*What you should do:*
Please convert the part of the listing that opens with the line containing "comment-button[interactable]: 1 [178, 410, 272, 438]" and closes with the line containing "post-header: Michael Woudenberg" into a Markdown table with the columns Row and Listing line, leaving out blank lines. Include both end lines and nothing outside that span.

*Data shown:*
────────────────────
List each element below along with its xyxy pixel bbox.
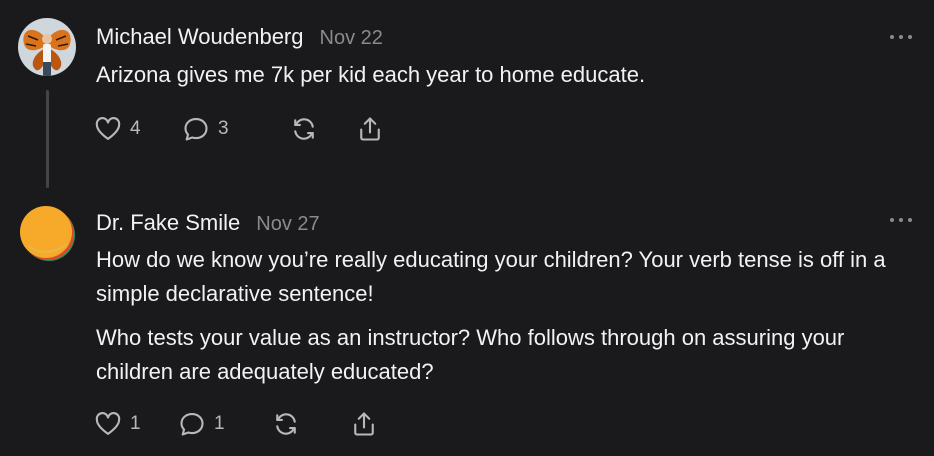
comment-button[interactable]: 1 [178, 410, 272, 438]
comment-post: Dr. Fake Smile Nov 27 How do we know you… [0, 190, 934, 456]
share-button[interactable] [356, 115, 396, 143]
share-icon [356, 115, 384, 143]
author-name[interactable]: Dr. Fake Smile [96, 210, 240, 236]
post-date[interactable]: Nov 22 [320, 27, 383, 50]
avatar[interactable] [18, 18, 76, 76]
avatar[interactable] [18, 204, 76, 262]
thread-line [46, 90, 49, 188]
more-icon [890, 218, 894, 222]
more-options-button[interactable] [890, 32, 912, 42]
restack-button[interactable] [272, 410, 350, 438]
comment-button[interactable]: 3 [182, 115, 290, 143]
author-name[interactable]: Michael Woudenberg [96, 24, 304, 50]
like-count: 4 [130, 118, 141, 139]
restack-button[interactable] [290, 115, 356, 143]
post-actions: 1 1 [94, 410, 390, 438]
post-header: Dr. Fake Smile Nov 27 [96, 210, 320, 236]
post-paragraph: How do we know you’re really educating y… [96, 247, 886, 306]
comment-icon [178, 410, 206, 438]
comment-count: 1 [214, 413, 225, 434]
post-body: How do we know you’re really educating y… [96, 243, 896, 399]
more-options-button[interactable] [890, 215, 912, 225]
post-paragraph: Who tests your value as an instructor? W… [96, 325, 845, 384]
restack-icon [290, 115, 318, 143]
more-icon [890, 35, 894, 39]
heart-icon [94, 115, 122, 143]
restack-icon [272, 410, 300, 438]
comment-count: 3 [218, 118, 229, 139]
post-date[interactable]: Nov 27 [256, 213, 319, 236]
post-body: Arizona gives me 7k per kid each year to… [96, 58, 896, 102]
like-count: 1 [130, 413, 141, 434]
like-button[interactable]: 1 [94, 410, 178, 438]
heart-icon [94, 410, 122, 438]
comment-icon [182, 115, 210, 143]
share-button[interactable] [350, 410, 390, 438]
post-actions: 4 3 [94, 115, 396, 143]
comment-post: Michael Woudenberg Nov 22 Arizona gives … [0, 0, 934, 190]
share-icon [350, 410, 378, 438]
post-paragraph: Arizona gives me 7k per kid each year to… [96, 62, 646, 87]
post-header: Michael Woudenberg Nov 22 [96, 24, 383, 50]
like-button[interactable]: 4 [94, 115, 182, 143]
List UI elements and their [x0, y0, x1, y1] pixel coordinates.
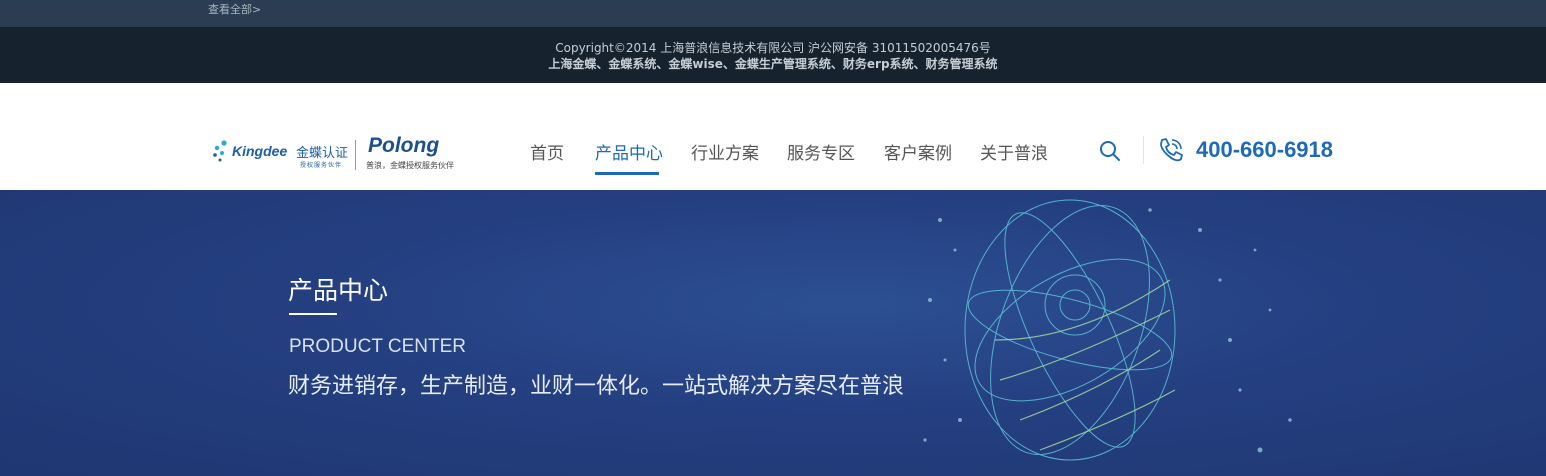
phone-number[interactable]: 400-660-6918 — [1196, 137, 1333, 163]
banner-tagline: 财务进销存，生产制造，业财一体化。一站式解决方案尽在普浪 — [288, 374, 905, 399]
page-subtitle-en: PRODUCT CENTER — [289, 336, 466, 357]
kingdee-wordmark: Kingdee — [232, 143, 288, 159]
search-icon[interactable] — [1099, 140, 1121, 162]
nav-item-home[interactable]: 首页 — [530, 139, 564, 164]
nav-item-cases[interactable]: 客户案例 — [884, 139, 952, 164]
────────────────────
*Exercise result:*
| Row | Listing line |
|---|---|
| 1 | comment-button[interactable]: 1 [178, 410, 272, 438] |
| 2 | comment-post: Dr. Fake Smile Nov 27 How do we know you… [0, 190, 934, 456] |
| 3 | share-button[interactable] [356, 115, 396, 143] |
| 4 | share-icon [356, 115, 384, 143] |
| 5 | author-name[interactable]: Dr. Fake Smile [96, 210, 240, 236] |
| 6 | post-date[interactable]: Nov 22 [320, 27, 383, 50] |
| 7 | avatar[interactable] [18, 18, 76, 76] |
| 8 | avatar[interactable] [18, 204, 76, 262] |
| 9 | thread-line [46, 90, 49, 188] |
| 10 | more-icon [890, 218, 894, 222] |
| 11 | more-options-button[interactable] [890, 32, 912, 42] |
| 12 | restack-button[interactable] [272, 410, 350, 438] |
| 13 | comment-button[interactable]: 3 [182, 115, 290, 143] |
| 14 | author-name[interactable]: Michael Woudenberg [96, 24, 304, 50] |
| 15 | like-count: 4 [130, 118, 141, 139] |
| 16 | restack-button[interactable] [290, 115, 356, 143] |
| 17 | post-actions: 1 1 [94, 410, 390, 438] |
| 18 | post-header: Dr. Fake Smile Nov 27 [96, 210, 320, 236] |
| 19 | post-paragraph: How do we know you’re really educating y… [96, 247, 886, 306] |
| 20 | comment-icon [178, 410, 206, 438] |
| 21 | comment-count: 1 [214, 413, 225, 434] |
| 22 | post-body: How do we know you’re really educating y… [96, 243, 896, 399] |
| 23 | more-options-button[interactable] [890, 215, 912, 225] |
| 24 | post-paragraph: Who tests your value as an instructor? W… [96, 325, 845, 384] |
| 25 | restack-icon [290, 115, 318, 143] |
| 26 | more-icon [890, 35, 894, 39] |
| 27 | heart-icon [94, 115, 122, 143] |
| 28 | restack-icon [272, 410, 300, 438] |
| 29 | comment-count: 3 [218, 118, 229, 139] |
| 30 | post-date[interactable]: Nov 27 [256, 213, 319, 236] |
| 31 | post-body: Arizona gives me 7k per kid each year to… [96, 58, 896, 102] |
| 32 | like-count: 1 [130, 413, 141, 434] |
| 33 | like-button[interactable]: 1 [94, 410, 178, 438] |
| 34 | heart-icon [94, 410, 122, 438] |
| 35 | comment-icon [182, 115, 210, 143] |
| 36 | share-button[interactable] [350, 410, 390, 438] |
| 37 | post-actions: 4 3 [94, 115, 396, 143] |
| 38 | comment-post: Michael Woudenberg Nov 22 Arizona gives … [0, 0, 934, 190] |
| 39 | share-icon [350, 410, 378, 438] |
| 40 | post-paragraph: Arizona gives me 7k per kid each year to… [96, 62, 646, 87] |
| 41 | post-header: Michael Woudenberg Nov 22 [96, 24, 383, 50] |